(Entries from a dataset)
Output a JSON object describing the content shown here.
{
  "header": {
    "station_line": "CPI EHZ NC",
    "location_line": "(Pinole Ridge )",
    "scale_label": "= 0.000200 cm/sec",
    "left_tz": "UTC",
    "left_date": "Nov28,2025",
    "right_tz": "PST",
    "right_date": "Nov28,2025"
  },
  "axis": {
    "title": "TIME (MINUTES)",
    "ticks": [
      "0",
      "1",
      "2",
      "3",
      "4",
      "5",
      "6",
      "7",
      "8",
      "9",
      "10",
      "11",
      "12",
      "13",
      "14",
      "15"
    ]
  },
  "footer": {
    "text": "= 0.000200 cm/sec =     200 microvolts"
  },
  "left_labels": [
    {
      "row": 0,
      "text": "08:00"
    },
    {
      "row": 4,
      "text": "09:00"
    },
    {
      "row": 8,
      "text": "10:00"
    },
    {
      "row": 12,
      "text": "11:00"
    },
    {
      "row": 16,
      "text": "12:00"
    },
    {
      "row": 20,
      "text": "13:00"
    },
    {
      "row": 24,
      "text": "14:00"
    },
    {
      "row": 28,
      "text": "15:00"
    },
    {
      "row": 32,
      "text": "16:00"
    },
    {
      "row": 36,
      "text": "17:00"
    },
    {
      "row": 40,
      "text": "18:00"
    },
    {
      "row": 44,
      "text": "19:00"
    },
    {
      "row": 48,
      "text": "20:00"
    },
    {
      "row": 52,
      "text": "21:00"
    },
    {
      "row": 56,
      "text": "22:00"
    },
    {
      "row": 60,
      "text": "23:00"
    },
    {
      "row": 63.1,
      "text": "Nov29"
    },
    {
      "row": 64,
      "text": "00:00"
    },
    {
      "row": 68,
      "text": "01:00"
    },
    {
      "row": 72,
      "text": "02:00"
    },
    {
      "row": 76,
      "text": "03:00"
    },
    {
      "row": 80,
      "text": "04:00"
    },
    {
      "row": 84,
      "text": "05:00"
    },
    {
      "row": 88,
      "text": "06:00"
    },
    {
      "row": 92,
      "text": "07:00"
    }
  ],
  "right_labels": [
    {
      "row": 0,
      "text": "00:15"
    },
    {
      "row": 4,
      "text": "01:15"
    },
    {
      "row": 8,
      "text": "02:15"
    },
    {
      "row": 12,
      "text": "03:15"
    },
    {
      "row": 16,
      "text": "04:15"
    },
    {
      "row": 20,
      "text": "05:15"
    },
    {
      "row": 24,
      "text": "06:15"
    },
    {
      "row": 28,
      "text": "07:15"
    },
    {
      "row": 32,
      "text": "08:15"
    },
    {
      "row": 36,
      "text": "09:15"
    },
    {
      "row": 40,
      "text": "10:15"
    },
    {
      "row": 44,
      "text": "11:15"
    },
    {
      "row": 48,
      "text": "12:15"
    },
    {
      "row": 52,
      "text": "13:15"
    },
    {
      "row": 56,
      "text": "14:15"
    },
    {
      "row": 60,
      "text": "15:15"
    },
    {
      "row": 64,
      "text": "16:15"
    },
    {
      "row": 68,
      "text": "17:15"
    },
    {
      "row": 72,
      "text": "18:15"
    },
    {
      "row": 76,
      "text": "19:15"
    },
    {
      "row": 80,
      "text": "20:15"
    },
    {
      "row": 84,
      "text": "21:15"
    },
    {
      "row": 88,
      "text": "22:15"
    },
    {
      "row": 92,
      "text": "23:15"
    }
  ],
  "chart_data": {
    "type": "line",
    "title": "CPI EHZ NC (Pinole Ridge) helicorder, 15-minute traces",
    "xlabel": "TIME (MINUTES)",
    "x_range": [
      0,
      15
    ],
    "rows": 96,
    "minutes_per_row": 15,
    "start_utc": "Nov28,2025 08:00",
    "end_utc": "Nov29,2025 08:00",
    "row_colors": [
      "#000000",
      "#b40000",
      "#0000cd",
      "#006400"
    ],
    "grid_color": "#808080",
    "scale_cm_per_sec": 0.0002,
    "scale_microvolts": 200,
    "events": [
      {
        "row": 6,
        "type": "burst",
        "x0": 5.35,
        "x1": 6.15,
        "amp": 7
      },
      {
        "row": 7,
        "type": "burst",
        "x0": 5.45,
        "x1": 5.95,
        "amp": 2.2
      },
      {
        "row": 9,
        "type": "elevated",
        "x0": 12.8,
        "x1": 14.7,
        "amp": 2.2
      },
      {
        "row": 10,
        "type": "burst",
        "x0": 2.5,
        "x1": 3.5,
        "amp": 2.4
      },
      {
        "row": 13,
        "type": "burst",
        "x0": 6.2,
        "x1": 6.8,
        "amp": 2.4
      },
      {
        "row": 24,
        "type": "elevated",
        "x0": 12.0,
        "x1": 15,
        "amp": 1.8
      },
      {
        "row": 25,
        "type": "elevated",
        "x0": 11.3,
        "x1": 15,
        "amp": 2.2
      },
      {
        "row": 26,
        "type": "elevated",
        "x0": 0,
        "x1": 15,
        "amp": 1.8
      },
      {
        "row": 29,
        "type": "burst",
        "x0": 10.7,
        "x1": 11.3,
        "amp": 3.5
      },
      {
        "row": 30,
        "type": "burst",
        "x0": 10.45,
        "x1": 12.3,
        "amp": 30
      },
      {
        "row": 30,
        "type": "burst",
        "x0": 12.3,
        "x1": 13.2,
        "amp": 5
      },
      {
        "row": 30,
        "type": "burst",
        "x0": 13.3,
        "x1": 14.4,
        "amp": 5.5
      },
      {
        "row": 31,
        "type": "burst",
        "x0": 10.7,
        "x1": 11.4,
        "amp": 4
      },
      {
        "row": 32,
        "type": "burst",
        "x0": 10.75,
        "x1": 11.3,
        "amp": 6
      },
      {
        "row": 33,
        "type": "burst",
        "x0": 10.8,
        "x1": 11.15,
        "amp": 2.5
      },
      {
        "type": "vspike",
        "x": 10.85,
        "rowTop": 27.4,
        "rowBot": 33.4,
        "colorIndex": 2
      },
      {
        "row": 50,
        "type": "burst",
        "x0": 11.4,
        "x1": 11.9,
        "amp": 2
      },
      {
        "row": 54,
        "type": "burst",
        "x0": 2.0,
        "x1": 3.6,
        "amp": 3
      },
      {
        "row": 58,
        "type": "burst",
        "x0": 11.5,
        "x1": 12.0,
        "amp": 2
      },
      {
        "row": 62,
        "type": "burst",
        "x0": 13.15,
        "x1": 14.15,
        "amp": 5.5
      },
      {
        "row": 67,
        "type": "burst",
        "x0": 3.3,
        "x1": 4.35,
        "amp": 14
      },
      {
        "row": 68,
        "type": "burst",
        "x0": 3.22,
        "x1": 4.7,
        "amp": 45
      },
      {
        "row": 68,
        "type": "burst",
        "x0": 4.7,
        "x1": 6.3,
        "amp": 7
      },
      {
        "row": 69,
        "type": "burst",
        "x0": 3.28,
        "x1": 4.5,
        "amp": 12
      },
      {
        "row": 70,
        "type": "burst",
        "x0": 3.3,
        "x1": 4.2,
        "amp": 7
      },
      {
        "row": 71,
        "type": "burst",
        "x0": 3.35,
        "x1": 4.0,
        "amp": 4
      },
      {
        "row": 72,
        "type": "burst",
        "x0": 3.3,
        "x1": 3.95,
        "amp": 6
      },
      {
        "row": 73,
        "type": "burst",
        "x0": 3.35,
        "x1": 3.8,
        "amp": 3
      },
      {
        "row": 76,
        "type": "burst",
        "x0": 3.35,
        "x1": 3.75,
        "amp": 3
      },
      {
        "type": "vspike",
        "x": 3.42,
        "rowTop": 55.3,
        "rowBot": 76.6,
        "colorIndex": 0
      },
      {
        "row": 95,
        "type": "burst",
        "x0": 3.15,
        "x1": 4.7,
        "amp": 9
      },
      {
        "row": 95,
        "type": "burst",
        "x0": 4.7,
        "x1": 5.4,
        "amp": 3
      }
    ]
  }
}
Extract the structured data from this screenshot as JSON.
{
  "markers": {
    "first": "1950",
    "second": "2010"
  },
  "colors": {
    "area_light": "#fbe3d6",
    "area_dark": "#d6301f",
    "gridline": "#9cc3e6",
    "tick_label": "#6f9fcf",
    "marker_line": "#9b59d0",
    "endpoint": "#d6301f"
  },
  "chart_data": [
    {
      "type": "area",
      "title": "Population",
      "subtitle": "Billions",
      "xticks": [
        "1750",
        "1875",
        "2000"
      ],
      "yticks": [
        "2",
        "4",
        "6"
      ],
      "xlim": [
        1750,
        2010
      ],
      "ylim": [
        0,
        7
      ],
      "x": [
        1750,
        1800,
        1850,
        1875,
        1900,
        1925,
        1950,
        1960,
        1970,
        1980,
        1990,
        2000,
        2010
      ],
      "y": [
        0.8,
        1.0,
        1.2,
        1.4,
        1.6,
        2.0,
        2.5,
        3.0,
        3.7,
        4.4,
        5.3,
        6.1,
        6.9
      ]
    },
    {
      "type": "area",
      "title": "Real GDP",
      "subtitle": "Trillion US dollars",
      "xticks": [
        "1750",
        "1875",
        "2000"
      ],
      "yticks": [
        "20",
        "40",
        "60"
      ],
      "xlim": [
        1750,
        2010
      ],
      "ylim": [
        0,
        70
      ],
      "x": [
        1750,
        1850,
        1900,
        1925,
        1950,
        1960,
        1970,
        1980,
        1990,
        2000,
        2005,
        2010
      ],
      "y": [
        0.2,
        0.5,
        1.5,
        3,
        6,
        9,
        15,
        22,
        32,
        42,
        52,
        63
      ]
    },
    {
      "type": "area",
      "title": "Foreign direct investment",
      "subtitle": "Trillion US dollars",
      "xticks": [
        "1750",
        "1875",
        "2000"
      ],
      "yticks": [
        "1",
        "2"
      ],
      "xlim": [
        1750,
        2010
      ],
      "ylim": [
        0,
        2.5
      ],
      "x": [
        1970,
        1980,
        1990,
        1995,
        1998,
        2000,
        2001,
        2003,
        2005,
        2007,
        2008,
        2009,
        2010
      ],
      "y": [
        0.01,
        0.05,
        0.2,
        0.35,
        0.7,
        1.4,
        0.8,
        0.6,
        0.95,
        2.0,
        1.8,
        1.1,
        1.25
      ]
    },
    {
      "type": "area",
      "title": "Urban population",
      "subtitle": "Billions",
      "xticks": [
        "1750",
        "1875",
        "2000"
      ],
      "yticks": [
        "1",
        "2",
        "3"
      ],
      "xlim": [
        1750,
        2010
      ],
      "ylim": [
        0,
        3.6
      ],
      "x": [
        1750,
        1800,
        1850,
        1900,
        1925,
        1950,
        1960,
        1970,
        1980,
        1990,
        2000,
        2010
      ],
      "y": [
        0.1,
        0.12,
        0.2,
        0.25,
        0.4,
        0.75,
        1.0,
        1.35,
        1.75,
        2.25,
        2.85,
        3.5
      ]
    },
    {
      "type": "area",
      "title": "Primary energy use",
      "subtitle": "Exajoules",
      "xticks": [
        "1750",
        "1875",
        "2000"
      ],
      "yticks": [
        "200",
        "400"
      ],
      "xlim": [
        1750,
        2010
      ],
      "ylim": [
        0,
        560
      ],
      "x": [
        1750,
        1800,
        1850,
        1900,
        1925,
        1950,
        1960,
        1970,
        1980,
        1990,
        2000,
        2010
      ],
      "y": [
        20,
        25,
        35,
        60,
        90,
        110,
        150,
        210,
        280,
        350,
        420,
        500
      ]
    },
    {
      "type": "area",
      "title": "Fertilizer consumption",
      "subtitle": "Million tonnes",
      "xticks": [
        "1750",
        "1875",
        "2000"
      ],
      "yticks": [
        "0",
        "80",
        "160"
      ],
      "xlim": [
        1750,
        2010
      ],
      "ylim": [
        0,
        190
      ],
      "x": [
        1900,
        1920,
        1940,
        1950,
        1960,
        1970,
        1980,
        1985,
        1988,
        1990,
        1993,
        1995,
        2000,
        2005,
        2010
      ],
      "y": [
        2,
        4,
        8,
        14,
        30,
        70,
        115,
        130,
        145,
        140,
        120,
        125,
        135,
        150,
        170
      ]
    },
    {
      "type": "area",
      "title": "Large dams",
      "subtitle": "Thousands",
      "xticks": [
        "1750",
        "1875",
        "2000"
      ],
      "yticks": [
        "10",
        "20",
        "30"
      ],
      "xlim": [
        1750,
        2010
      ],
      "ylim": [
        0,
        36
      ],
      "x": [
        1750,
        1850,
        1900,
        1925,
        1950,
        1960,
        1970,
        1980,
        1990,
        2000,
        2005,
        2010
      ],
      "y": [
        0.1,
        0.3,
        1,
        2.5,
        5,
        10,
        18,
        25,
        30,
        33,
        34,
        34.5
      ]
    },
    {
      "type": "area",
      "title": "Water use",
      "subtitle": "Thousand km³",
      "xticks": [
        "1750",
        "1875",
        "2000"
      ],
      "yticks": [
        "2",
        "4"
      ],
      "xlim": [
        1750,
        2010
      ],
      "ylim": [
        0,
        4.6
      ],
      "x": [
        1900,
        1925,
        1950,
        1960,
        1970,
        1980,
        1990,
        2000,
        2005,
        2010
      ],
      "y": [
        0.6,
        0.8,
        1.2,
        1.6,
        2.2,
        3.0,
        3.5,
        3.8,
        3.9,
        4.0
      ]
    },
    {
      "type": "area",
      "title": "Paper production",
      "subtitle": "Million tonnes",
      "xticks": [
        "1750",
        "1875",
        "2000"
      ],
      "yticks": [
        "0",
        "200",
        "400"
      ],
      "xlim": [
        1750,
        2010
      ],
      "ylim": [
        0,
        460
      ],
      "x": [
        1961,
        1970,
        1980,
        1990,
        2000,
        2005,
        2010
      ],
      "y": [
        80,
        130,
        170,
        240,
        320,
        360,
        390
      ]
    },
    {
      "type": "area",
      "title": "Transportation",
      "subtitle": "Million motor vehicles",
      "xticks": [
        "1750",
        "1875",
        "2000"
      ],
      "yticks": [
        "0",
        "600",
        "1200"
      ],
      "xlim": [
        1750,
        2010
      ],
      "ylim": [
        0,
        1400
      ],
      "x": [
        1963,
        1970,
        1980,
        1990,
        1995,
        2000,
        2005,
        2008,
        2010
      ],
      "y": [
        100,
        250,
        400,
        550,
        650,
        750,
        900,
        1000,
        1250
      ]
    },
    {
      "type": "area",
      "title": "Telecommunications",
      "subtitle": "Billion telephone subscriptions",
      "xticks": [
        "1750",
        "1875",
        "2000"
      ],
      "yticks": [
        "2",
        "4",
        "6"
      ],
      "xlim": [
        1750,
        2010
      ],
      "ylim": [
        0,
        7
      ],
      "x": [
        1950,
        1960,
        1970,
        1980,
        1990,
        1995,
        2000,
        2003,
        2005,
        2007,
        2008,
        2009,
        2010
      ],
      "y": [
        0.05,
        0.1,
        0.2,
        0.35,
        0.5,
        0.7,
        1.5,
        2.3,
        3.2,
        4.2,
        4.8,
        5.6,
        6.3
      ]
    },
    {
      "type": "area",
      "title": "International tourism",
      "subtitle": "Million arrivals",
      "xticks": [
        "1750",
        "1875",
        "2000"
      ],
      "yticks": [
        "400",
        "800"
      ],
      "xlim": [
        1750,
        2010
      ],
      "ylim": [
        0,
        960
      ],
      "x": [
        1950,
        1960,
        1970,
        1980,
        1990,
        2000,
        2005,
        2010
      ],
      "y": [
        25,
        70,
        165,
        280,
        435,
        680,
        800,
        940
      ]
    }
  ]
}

* Your objective
Take each line of the material that contains the word "Million" and list it.

* Solution for this problem
      "subtitle": "Million tonnes",
      "subtitle": "Million tonnes",
      "subtitle": "Million motor vehicles",
      "subtitle": "Million arrivals",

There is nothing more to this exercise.